## start Provided information

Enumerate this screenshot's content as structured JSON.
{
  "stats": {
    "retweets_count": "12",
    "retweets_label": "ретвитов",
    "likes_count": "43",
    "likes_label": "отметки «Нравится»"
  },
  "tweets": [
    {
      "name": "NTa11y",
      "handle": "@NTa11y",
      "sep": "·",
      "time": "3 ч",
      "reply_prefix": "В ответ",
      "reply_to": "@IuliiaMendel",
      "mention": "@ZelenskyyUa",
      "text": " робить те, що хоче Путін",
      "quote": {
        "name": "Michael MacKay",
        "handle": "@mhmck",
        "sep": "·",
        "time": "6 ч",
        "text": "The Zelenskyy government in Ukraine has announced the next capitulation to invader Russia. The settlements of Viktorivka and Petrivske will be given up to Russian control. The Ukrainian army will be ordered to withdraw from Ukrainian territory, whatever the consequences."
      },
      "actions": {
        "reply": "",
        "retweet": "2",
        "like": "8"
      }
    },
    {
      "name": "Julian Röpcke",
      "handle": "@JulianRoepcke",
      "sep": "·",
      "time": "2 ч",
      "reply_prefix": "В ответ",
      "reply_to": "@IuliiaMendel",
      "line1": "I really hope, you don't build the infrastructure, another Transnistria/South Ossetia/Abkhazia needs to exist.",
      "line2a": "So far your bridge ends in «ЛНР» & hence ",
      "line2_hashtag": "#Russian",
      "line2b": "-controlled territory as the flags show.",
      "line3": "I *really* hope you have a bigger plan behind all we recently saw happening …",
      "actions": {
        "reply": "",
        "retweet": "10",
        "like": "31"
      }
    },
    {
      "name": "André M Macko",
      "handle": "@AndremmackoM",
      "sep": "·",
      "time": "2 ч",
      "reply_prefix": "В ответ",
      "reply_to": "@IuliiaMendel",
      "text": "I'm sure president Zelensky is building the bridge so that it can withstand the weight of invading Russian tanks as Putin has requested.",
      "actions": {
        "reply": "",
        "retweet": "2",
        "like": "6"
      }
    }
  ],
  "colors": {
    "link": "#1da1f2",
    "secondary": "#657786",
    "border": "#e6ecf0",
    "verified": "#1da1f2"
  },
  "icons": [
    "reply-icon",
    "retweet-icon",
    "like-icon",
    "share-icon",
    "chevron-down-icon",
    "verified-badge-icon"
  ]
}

## end Provided information

**Exercise description:**
Copy out every line of the data above, exactly as given.

**Output for this task:**
Enumerate this screenshot's content as structured JSON.
{
  "stats": {
    "retweets_count": "12",
    "retweets_label": "ретвитов",
    "likes_count": "43",
    "likes_label": "отметки «Нравится»"
  },
  "tweets": [
    {
      "name": "NTa11y",
      "handle": "@NTa11y",
      "sep": "·",
      "time": "3 ч",
      "reply_prefix": "В ответ",
      "reply_to": "@IuliiaMendel",
      "mention": "@ZelenskyyUa",
      "text": " робить те, що хоче Путін",
      "quote": {
        "name": "Michael MacKay",
        "handle": "@mhmck",
        "sep": "·",
        "time": "6 ч",
        "text": "The Zelenskyy government in Ukraine has announced the next capitulation to invader Russia. The settlements of Viktorivka and Petrivske will be given up to Russian control. The Ukrainian army will be ordered to withdraw from Ukrainian territory, whatever the consequences."
      },
      "actions": {
        "reply": "",
        "retweet": "2",
        "like": "8"
      }
    },
    {
      "name": "Julian Röpcke",
      "handle": "@JulianRoepcke",
      "sep": "·",
      "time": "2 ч",
      "reply_prefix": "В ответ",
      "reply_to": "@IuliiaMendel",
      "line1": "I really hope, you don't build the infrastructure, another Transnistria/South Ossetia/Abkhazia needs to exist.",
      "line2a": "So far your bridge ends in «ЛНР» & hence ",
      "line2_hashtag": "#Russian",
      "line2b": "-controlled territory as the flags show.",
      "line3": "I *really* hope you have a bigger plan behind all we recently saw happening …",
      "actions": {
        "reply": "",
        "retweet": "10",
        "like": "31"
      }
    },
    {
      "name": "André M Macko",
      "handle": "@AndremmackoM",
      "sep": "·",
      "time": "2 ч",
      "reply_prefix": "В ответ",
      "reply_to": "@IuliiaMendel",
      "text": "I'm sure president Zelensky is building the bridge so that it can withstand the weight of invading Russian tanks as Putin has requested.",
      "actions": {
        "reply": "",
        "retweet": "2",
        "like": "6"
      }
    }
  ],
  "colors": {
    "link": "#1da1f2",
    "secondary": "#657786",
    "border": "#e6ecf0",
    "verified": "#1da1f2"
  },
  "icons": [
    "reply-icon",
    "retweet-icon",
    "like-icon",
    "share-icon",
    "chevron-down-icon",
    "verified-badge-icon"
  ]
}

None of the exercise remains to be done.